● **Task to carry out**: Copy all the material that follows, keeping every character the same.

● **Data entries**:
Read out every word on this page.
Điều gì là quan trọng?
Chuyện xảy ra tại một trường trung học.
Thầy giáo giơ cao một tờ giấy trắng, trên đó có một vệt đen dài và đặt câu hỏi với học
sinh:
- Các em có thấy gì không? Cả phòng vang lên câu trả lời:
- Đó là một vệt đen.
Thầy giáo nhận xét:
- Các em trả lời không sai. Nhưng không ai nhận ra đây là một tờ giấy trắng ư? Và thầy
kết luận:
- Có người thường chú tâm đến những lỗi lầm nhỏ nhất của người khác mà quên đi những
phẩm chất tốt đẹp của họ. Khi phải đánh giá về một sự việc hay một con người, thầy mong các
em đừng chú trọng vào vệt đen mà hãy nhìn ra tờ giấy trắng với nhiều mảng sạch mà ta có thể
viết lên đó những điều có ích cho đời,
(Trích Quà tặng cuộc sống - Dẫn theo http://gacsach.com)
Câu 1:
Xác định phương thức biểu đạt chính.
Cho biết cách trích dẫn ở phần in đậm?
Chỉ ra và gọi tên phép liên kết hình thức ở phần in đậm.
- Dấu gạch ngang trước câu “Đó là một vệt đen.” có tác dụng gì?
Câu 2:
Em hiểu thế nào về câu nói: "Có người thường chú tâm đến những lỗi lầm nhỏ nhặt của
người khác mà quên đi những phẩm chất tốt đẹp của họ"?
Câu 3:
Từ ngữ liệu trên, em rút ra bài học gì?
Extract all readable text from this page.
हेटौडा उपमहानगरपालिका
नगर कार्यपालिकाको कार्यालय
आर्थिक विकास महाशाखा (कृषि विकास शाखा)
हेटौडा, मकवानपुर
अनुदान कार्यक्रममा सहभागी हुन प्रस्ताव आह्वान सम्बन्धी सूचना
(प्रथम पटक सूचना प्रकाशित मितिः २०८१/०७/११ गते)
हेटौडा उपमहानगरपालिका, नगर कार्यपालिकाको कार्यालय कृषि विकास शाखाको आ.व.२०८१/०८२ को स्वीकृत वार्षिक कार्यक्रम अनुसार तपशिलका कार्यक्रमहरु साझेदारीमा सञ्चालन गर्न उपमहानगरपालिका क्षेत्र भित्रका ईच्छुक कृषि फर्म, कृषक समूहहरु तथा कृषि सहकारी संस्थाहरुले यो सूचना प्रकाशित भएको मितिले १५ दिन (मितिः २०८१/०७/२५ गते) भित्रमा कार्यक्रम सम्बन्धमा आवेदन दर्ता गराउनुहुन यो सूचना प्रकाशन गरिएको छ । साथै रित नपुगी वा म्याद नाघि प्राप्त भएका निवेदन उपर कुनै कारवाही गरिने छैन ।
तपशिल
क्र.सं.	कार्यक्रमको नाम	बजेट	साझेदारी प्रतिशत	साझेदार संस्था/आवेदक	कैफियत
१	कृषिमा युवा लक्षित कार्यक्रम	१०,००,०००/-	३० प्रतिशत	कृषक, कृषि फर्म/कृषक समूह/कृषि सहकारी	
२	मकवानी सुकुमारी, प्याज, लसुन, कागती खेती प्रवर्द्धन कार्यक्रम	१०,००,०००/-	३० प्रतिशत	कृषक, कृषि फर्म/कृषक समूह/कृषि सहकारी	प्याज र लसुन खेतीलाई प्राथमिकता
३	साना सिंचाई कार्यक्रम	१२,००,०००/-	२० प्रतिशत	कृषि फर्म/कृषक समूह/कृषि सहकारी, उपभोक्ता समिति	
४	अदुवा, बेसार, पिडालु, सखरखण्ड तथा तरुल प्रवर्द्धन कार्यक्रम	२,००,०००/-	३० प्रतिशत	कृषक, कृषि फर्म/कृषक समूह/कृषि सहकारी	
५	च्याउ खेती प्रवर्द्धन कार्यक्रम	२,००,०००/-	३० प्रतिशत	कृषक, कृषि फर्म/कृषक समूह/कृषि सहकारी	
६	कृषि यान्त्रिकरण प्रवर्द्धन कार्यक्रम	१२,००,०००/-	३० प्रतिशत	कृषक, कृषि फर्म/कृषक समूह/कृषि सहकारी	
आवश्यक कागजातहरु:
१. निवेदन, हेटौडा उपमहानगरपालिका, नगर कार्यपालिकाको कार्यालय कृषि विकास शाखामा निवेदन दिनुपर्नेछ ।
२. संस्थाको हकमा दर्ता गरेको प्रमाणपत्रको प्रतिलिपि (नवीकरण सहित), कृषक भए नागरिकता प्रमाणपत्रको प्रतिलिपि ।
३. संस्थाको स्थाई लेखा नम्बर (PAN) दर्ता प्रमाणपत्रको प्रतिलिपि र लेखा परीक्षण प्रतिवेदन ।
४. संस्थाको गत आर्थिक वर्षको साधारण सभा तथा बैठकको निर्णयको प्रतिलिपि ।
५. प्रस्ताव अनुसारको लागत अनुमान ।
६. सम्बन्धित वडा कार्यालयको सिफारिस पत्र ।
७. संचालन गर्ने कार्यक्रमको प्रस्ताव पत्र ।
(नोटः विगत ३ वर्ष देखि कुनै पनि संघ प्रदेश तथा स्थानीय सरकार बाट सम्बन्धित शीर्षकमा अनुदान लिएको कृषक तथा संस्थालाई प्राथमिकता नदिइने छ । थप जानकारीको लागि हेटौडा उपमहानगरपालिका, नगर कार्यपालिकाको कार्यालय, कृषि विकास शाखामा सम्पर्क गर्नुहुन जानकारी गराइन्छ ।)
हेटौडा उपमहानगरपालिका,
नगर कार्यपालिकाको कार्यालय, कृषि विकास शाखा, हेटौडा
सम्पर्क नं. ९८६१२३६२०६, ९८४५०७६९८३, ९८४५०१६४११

● **Written solution**:
Read out every word on this page.
Điều gì là quan trọng?
Chuyện xảy ra tại một trường trung học.
Thầy giáo giơ cao một tờ giấy trắng, trên đó có một vệt đen dài và đặt câu hỏi với học
sinh:
- Các em có thấy gì không? Cả phòng vang lên câu trả lời:
- Đó là một vệt đen.
Thầy giáo nhận xét:
- Các em trả lời không sai. Nhưng không ai nhận ra đây là một tờ giấy trắng ư? Và thầy
kết luận:
- Có người thường chú tâm đến những lỗi lầm nhỏ nhất của người khác mà quên đi những
phẩm chất tốt đẹp của họ. Khi phải đánh giá về một sự việc hay một con người, thầy mong các
em đừng chú trọng vào vệt đen mà hãy nhìn ra tờ giấy trắng với nhiều mảng sạch mà ta có thể
viết lên đó những điều có ích cho đời,
(Trích Quà tặng cuộc sống - Dẫn theo http://gacsach.com)
Câu 1:
Xác định phương thức biểu đạt chính.
Cho biết cách trích dẫn ở phần in đậm?
Chỉ ra và gọi tên phép liên kết hình thức ở phần in đậm.
- Dấu gạch ngang trước câu “Đó là một vệt đen.” có tác dụng gì?
Câu 2:
Em hiểu thế nào về câu nói: "Có người thường chú tâm đến những lỗi lầm nhỏ nhặt của
người khác mà quên đi những phẩm chất tốt đẹp của họ"?
Câu 3:
Từ ngữ liệu trên, em rút ra bài học gì?
Extract all readable text from this page.
हेटौडा उपमहानगरपालिका
नगर कार्यपालिकाको कार्यालय
आर्थिक विकास महाशाखा (कृषि विकास शाखा)
हेटौडा, मकवानपुर
अनुदान कार्यक्रममा सहभागी हुन प्रस्ताव आह्वान सम्बन्धी सूचना
(प्रथम पटक सूचना प्रकाशित मितिः २०८१/०७/११ गते)
हेटौडा उपमहानगरपालिका, नगर कार्यपालिकाको कार्यालय कृषि विकास शाखाको आ.व.२०८१/०८२ को स्वीकृत वार्षिक कार्यक्रम अनुसार तपशिलका कार्यक्रमहरु साझेदारीमा सञ्चालन गर्न उपमहानगरपालिका क्षेत्र भित्रका ईच्छुक कृषि फर्म, कृषक समूहहरु तथा कृषि सहकारी संस्थाहरुले यो सूचना प्रकाशित भएको मितिले १५ दिन (मितिः २०८१/०७/२५ गते) भित्रमा कार्यक्रम सम्बन्धमा आवेदन दर्ता गराउनुहुन यो सूचना प्रकाशन गरिएको छ । साथै रित नपुगी वा म्याद नाघि प्राप्त भएका निवेदन उपर कुनै कारवाही गरिने छैन ।
तपशिल
क्र.सं.	कार्यक्रमको नाम	बजेट	साझेदारी प्रतिशत	साझेदार संस्था/आवेदक	कैफियत
१	कृषिमा युवा लक्षित कार्यक्रम	१०,००,०००/-	३० प्रतिशत	कृषक, कृषि फर्म/कृषक समूह/कृषि सहकारी	
२	मकवानी सुकुमारी, प्याज, लसुन, कागती खेती प्रवर्द्धन कार्यक्रम	१०,००,०००/-	३० प्रतिशत	कृषक, कृषि फर्म/कृषक समूह/कृषि सहकारी	प्याज र लसुन खेतीलाई प्राथमिकता
३	साना सिंचाई कार्यक्रम	१२,००,०००/-	२० प्रतिशत	कृषि फर्म/कृषक समूह/कृषि सहकारी, उपभोक्ता समिति	
४	अदुवा, बेसार, पिडालु, सखरखण्ड तथा तरुल प्रवर्द्धन कार्यक्रम	२,००,०००/-	३० प्रतिशत	कृषक, कृषि फर्म/कृषक समूह/कृषि सहकारी	
५	च्याउ खेती प्रवर्द्धन कार्यक्रम	२,००,०००/-	३० प्रतिशत	कृषक, कृषि फर्म/कृषक समूह/कृषि सहकारी	
६	कृषि यान्त्रिकरण प्रवर्द्धन कार्यक्रम	१२,००,०००/-	३० प्रतिशत	कृषक, कृषि फर्म/कृषक समूह/कृषि सहकारी	
आवश्यक कागजातहरु:
१. निवेदन, हेटौडा उपमहानगरपालिका, नगर कार्यपालिकाको कार्यालय कृषि विकास शाखामा निवेदन दिनुपर्नेछ ।
२. संस्थाको हकमा दर्ता गरेको प्रमाणपत्रको प्रतिलिपि (नवीकरण सहित), कृषक भए नागरिकता प्रमाणपत्रको प्रतिलिपि ।
३. संस्थाको स्थाई लेखा नम्बर (PAN) दर्ता प्रमाणपत्रको प्रतिलिपि र लेखा परीक्षण प्रतिवेदन ।
४. संस्थाको गत आर्थिक वर्षको साधारण सभा तथा बैठकको निर्णयको प्रतिलिपि ।
५. प्रस्ताव अनुसारको लागत अनुमान ।
६. सम्बन्धित वडा कार्यालयको सिफारिस पत्र ।
७. संचालन गर्ने कार्यक्रमको प्रस्ताव पत्र ।
(नोटः विगत ३ वर्ष देखि कुनै पनि संघ प्रदेश तथा स्थानीय सरकार बाट सम्बन्धित शीर्षकमा अनुदान लिएको कृषक तथा संस्थालाई प्राथमिकता नदिइने छ । थप जानकारीको लागि हेटौडा उपमहानगरपालिका, नगर कार्यपालिकाको कार्यालय, कृषि विकास शाखामा सम्पर्क गर्नुहुन जानकारी गराइन्छ ।)
हेटौडा उपमहानगरपालिका,
नगर कार्यपालिकाको कार्यालय, कृषि विकास शाखा, हेटौडा
सम्पर्क नं. ९८६१२३६२०६, ९८४५०७६९८३, ९८४५०१६४११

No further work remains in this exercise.